Your instructions.
Will you print the material below without altering a single character?

Given records.
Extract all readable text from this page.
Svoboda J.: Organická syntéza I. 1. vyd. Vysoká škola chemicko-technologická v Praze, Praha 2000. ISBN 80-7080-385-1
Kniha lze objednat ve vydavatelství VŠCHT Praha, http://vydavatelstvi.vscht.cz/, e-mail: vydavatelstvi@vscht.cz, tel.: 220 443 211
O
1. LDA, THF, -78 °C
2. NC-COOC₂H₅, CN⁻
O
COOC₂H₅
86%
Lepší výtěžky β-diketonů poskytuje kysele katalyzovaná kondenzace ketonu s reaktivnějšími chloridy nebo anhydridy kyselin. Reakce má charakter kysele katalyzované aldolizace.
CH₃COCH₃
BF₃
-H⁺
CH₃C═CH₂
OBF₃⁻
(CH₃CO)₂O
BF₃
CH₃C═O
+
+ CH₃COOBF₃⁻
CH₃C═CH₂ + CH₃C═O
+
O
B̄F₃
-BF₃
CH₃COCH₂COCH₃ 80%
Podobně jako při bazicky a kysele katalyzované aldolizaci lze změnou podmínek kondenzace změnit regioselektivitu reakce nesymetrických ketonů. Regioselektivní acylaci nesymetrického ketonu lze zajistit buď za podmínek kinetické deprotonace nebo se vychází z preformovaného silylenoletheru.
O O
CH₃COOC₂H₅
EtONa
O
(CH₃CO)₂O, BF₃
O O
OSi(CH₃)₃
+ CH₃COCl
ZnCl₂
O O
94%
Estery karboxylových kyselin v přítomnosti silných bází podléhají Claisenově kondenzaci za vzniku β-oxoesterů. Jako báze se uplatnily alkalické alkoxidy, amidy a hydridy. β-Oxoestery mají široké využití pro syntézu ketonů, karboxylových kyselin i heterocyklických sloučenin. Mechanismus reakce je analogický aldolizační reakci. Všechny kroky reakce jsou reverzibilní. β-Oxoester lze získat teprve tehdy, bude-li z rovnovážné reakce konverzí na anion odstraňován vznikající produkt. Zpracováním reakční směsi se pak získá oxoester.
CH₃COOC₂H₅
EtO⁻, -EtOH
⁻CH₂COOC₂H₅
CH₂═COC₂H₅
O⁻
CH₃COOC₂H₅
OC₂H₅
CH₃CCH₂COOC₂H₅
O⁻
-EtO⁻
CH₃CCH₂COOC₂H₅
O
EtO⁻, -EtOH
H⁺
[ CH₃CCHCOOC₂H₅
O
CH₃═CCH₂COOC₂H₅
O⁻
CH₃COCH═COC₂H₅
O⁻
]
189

Finished answer.
Extract all readable text from this page.
Svoboda J.: Organická syntéza I. 1. vyd. Vysoká škola chemicko-technologická v Praze, Praha 2000. ISBN 80-7080-385-1
Kniha lze objednat ve vydavatelství VŠCHT Praha, http://vydavatelstvi.vscht.cz/, e-mail: vydavatelstvi@vscht.cz, tel.: 220 443 211
O
1. LDA, THF, -78 °C
2. NC-COOC₂H₅, CN⁻
O
COOC₂H₅
86%
Lepší výtěžky β-diketonů poskytuje kysele katalyzovaná kondenzace ketonu s reaktivnějšími chloridy nebo anhydridy kyselin. Reakce má charakter kysele katalyzované aldolizace.
CH₃COCH₃
BF₃
-H⁺
CH₃C═CH₂
OBF₃⁻
(CH₃CO)₂O
BF₃
CH₃C═O
+
+ CH₃COOBF₃⁻
CH₃C═CH₂ + CH₃C═O
+
O
B̄F₃
-BF₃
CH₃COCH₂COCH₃ 80%
Podobně jako při bazicky a kysele katalyzované aldolizaci lze změnou podmínek kondenzace změnit regioselektivitu reakce nesymetrických ketonů. Regioselektivní acylaci nesymetrického ketonu lze zajistit buď za podmínek kinetické deprotonace nebo se vychází z preformovaného silylenoletheru.
O O
CH₃COOC₂H₅
EtONa
O
(CH₃CO)₂O, BF₃
O O
OSi(CH₃)₃
+ CH₃COCl
ZnCl₂
O O
94%
Estery karboxylových kyselin v přítomnosti silných bází podléhají Claisenově kondenzaci za vzniku β-oxoesterů. Jako báze se uplatnily alkalické alkoxidy, amidy a hydridy. β-Oxoestery mají široké využití pro syntézu ketonů, karboxylových kyselin i heterocyklických sloučenin. Mechanismus reakce je analogický aldolizační reakci. Všechny kroky reakce jsou reverzibilní. β-Oxoester lze získat teprve tehdy, bude-li z rovnovážné reakce konverzí na anion odstraňován vznikající produkt. Zpracováním reakční směsi se pak získá oxoester.
CH₃COOC₂H₅
EtO⁻, -EtOH
⁻CH₂COOC₂H₅
CH₂═COC₂H₅
O⁻
CH₃COOC₂H₅
OC₂H₅
CH₃CCH₂COOC₂H₅
O⁻
-EtO⁻
CH₃CCH₂COOC₂H₅
O
EtO⁻, -EtOH
H⁺
[ CH₃CCHCOOC₂H₅
O
CH₃═CCH₂COOC₂H₅
O⁻
CH₃COCH═COC₂H₅
O⁻
]
189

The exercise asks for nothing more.